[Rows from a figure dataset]
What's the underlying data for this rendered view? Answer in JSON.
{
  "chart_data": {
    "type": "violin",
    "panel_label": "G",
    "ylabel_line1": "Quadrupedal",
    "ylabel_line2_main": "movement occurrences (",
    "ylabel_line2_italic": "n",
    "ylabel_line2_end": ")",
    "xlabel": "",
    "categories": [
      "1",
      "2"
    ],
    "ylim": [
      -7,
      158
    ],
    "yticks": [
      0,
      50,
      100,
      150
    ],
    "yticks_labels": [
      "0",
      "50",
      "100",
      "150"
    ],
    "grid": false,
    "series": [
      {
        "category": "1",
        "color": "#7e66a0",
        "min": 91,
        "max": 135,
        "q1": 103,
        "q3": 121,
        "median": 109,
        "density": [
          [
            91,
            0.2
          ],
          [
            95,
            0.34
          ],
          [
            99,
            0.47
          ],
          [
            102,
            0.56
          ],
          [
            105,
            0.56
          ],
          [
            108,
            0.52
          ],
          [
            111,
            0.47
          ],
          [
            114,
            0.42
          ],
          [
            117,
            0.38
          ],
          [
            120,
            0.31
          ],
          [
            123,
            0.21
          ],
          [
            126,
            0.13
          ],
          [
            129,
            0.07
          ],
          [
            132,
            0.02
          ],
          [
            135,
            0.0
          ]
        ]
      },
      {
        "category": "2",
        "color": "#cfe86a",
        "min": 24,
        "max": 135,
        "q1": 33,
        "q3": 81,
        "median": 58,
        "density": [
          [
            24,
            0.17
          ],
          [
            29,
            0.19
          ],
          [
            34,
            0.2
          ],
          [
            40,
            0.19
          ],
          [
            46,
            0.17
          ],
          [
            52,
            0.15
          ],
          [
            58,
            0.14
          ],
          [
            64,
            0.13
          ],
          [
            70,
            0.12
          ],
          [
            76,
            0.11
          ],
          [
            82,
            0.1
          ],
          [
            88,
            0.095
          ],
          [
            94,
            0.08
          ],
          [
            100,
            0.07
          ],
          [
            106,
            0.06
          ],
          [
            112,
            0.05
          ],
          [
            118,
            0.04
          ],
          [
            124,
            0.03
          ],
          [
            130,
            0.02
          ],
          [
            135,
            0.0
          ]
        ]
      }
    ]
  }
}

▸ WHAT IS NEEDED: Write the listing out again, exactly as it reads.

▸ THE REPLY:
What's the underlying data for this rendered view? Answer in JSON.
{
  "chart_data": {
    "type": "violin",
    "panel_label": "G",
    "ylabel_line1": "Quadrupedal",
    "ylabel_line2_main": "movement occurrences (",
    "ylabel_line2_italic": "n",
    "ylabel_line2_end": ")",
    "xlabel": "",
    "categories": [
      "1",
      "2"
    ],
    "ylim": [
      -7,
      158
    ],
    "yticks": [
      0,
      50,
      100,
      150
    ],
    "yticks_labels": [
      "0",
      "50",
      "100",
      "150"
    ],
    "grid": false,
    "series": [
      {
        "category": "1",
        "color": "#7e66a0",
        "min": 91,
        "max": 135,
        "q1": 103,
        "q3": 121,
        "median": 109,
        "density": [
          [
            91,
            0.2
          ],
          [
            95,
            0.34
          ],
          [
            99,
            0.47
          ],
          [
            102,
            0.56
          ],
          [
            105,
            0.56
          ],
          [
            108,
            0.52
          ],
          [
            111,
            0.47
          ],
          [
            114,
            0.42
          ],
          [
            117,
            0.38
          ],
          [
            120,
            0.31
          ],
          [
            123,
            0.21
          ],
          [
            126,
            0.13
          ],
          [
            129,
            0.07
          ],
          [
            132,
            0.02
          ],
          [
            135,
            0.0
          ]
        ]
      },
      {
        "category": "2",
        "color": "#cfe86a",
        "min": 24,
        "max": 135,
        "q1": 33,
        "q3": 81,
        "median": 58,
        "density": [
          [
            24,
            0.17
          ],
          [
            29,
            0.19
          ],
          [
            34,
            0.2
          ],
          [
            40,
            0.19
          ],
          [
            46,
            0.17
          ],
          [
            52,
            0.15
          ],
          [
            58,
            0.14
          ],
          [
            64,
            0.13
          ],
          [
            70,
            0.12
          ],
          [
            76,
            0.11
          ],
          [
            82,
            0.1
          ],
          [
            88,
            0.095
          ],
          [
            94,
            0.08
          ],
          [
            100,
            0.07
          ],
          [
            106,
            0.06
          ],
          [
            112,
            0.05
          ],
          [
            118,
            0.04
          ],
          [
            124,
            0.03
          ],
          [
            130,
            0.02
          ],
          [
            135,
            0.0
          ]
        ]
      }
    ]
  }
}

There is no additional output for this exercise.